Task brief: Quote the whole listing exactly. Leave the pictures out of your copy.

Extracted data entries
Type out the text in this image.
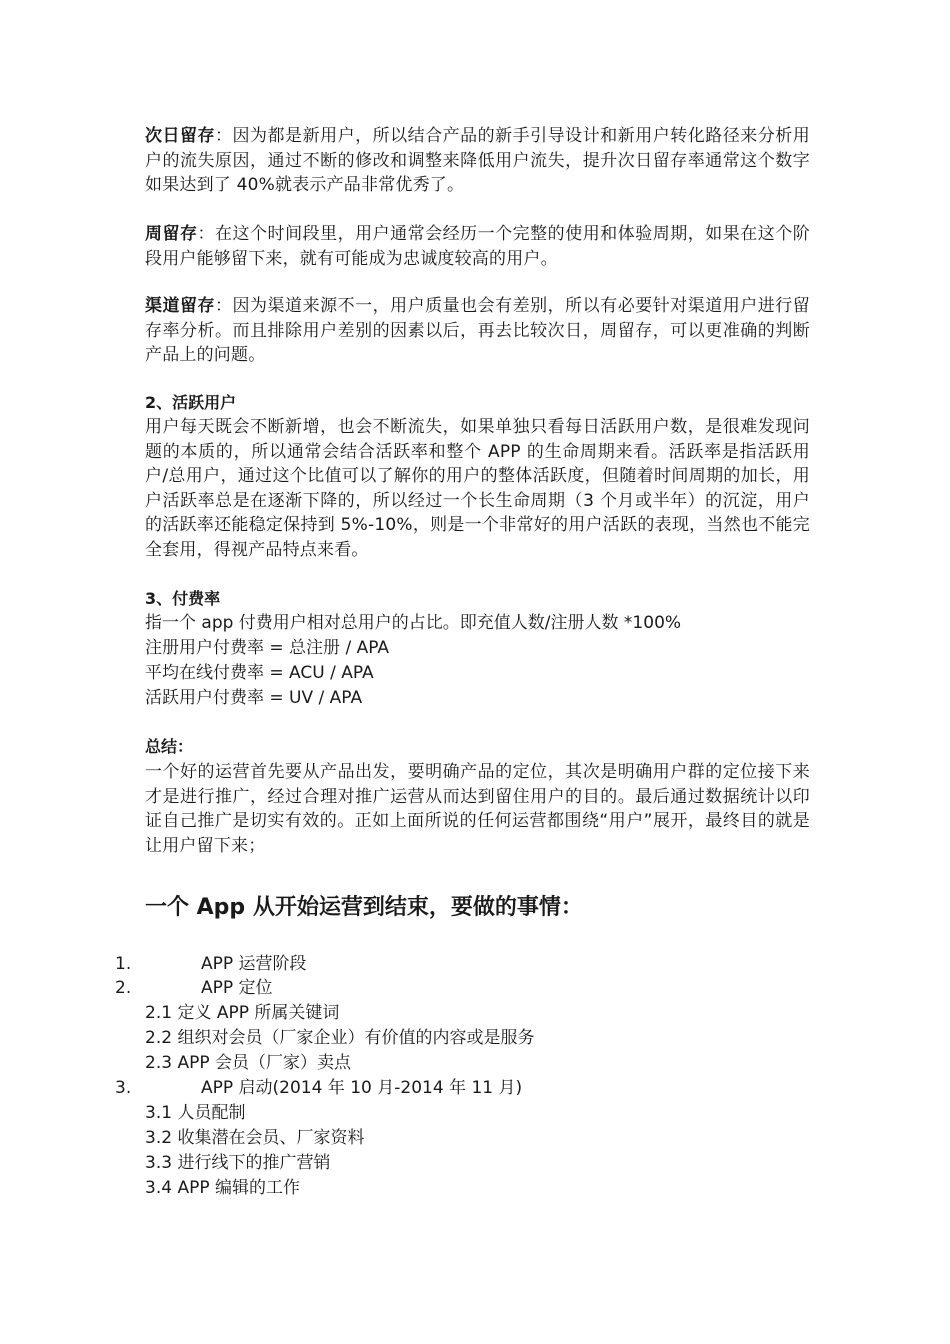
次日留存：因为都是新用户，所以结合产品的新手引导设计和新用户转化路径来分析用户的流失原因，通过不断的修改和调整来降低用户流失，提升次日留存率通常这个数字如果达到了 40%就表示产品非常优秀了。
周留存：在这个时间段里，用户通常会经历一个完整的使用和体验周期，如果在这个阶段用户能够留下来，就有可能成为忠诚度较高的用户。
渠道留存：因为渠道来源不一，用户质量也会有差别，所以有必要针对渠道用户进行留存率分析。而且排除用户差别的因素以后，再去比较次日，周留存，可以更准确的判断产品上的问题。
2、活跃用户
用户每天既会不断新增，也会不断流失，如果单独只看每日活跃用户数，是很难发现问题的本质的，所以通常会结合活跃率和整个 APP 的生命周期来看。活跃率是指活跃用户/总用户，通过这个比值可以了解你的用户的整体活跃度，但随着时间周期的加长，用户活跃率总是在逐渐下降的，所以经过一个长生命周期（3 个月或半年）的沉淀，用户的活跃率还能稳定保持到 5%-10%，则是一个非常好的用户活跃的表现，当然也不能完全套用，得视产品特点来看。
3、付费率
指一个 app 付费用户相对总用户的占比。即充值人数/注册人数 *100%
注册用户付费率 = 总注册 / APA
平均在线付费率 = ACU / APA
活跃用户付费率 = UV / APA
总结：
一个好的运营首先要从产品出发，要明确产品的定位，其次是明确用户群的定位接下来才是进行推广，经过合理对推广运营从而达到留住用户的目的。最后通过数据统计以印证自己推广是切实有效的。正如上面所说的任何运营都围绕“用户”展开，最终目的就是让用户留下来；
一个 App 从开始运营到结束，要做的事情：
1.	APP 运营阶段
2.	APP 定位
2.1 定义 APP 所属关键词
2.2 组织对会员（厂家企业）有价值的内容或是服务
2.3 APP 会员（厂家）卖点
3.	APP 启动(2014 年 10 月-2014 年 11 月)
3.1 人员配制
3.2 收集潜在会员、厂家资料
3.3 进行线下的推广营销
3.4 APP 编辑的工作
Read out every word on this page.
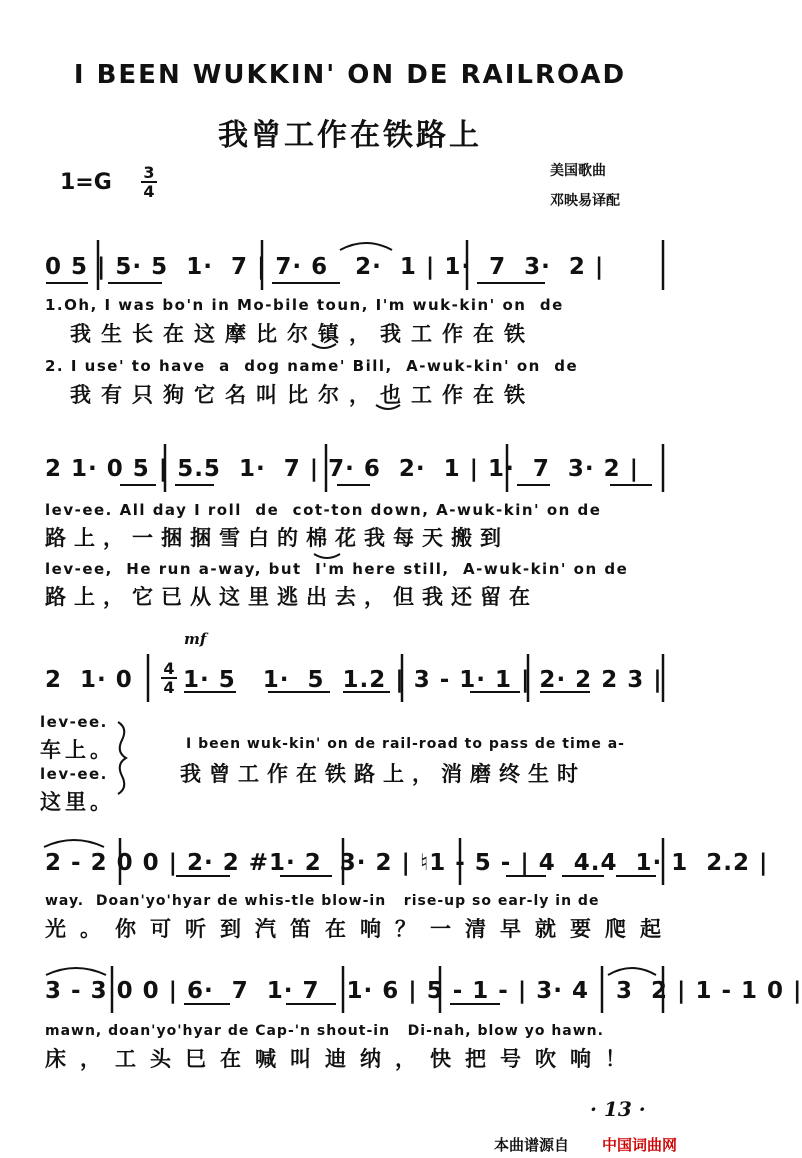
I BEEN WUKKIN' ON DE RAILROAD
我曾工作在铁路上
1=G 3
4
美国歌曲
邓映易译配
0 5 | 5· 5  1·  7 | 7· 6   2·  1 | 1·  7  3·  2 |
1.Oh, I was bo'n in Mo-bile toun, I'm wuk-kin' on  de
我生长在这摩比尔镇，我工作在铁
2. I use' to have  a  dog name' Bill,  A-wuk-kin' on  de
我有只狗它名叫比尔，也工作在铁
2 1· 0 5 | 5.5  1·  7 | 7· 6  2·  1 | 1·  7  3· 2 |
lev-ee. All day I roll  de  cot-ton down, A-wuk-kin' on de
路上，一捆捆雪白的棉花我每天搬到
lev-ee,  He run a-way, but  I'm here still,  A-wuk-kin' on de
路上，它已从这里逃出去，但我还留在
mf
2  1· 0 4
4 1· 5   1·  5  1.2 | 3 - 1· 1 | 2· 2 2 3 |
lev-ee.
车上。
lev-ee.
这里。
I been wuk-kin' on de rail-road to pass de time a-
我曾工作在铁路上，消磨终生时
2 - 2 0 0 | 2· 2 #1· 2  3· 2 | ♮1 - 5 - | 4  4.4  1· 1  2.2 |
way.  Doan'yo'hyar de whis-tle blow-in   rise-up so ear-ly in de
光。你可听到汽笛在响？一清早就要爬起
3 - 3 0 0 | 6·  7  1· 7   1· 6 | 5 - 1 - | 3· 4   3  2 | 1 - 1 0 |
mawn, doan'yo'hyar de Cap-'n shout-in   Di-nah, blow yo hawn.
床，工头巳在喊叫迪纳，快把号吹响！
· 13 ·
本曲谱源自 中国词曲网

Output below:
Type out the text in this image.
次日留存：因为都是新用户，所以结合产品的新手引导设计和新用户转化路径来分析用户的流失原因，通过不断的修改和调整来降低用户流失，提升次日留存率通常这个数字如果达到了 40%就表示产品非常优秀了。
周留存：在这个时间段里，用户通常会经历一个完整的使用和体验周期，如果在这个阶段用户能够留下来，就有可能成为忠诚度较高的用户。
渠道留存：因为渠道来源不一，用户质量也会有差别，所以有必要针对渠道用户进行留存率分析。而且排除用户差别的因素以后，再去比较次日，周留存，可以更准确的判断产品上的问题。
2、活跃用户
用户每天既会不断新增，也会不断流失，如果单独只看每日活跃用户数，是很难发现问题的本质的，所以通常会结合活跃率和整个 APP 的生命周期来看。活跃率是指活跃用户/总用户，通过这个比值可以了解你的用户的整体活跃度，但随着时间周期的加长，用户活跃率总是在逐渐下降的，所以经过一个长生命周期（3 个月或半年）的沉淀，用户的活跃率还能稳定保持到 5%-10%，则是一个非常好的用户活跃的表现，当然也不能完全套用，得视产品特点来看。
3、付费率
指一个 app 付费用户相对总用户的占比。即充值人数/注册人数 *100%
注册用户付费率 = 总注册 / APA
平均在线付费率 = ACU / APA
活跃用户付费率 = UV / APA
总结：
一个好的运营首先要从产品出发，要明确产品的定位，其次是明确用户群的定位接下来才是进行推广，经过合理对推广运营从而达到留住用户的目的。最后通过数据统计以印证自己推广是切实有效的。正如上面所说的任何运营都围绕“用户”展开，最终目的就是让用户留下来；
一个 App 从开始运营到结束，要做的事情：
1.	APP 运营阶段
2.	APP 定位
2.1 定义 APP 所属关键词
2.2 组织对会员（厂家企业）有价值的内容或是服务
2.3 APP 会员（厂家）卖点
3.	APP 启动(2014 年 10 月-2014 年 11 月)
3.1 人员配制
3.2 收集潜在会员、厂家资料
3.3 进行线下的推广营销
3.4 APP 编辑的工作
Read out every word on this page.
I BEEN WUKKIN' ON DE RAILROAD
我曾工作在铁路上
1=G 3
4
美国歌曲
邓映易译配
0 5 | 5· 5  1·  7 | 7· 6   2·  1 | 1·  7  3·  2 |
1.Oh, I was bo'n in Mo-bile toun, I'm wuk-kin' on  de
我生长在这摩比尔镇，我工作在铁
2. I use' to have  a  dog name' Bill,  A-wuk-kin' on  de
我有只狗它名叫比尔，也工作在铁
2 1· 0 5 | 5.5  1·  7 | 7· 6  2·  1 | 1·  7  3· 2 |
lev-ee. All day I roll  de  cot-ton down, A-wuk-kin' on de
路上，一捆捆雪白的棉花我每天搬到
lev-ee,  He run a-way, but  I'm here still,  A-wuk-kin' on de
路上，它已从这里逃出去，但我还留在
mf
2  1· 0 4
4 1· 5   1·  5  1.2 | 3 - 1· 1 | 2· 2 2 3 |
lev-ee.
车上。
lev-ee.
这里。
I been wuk-kin' on de rail-road to pass de time a-
我曾工作在铁路上，消磨终生时
2 - 2 0 0 | 2· 2 #1· 2  3· 2 | ♮1 - 5 - | 4  4.4  1· 1  2.2 |
way.  Doan'yo'hyar de whis-tle blow-in   rise-up so ear-ly in de
光。你可听到汽笛在响？一清早就要爬起
3 - 3 0 0 | 6·  7  1· 7   1· 6 | 5 - 1 - | 3· 4   3  2 | 1 - 1 0 |
mawn, doan'yo'hyar de Cap-'n shout-in   Di-nah, blow yo hawn.
床，工头巳在喊叫迪纳，快把号吹响！
· 13 ·
本曲谱源自 中国词曲网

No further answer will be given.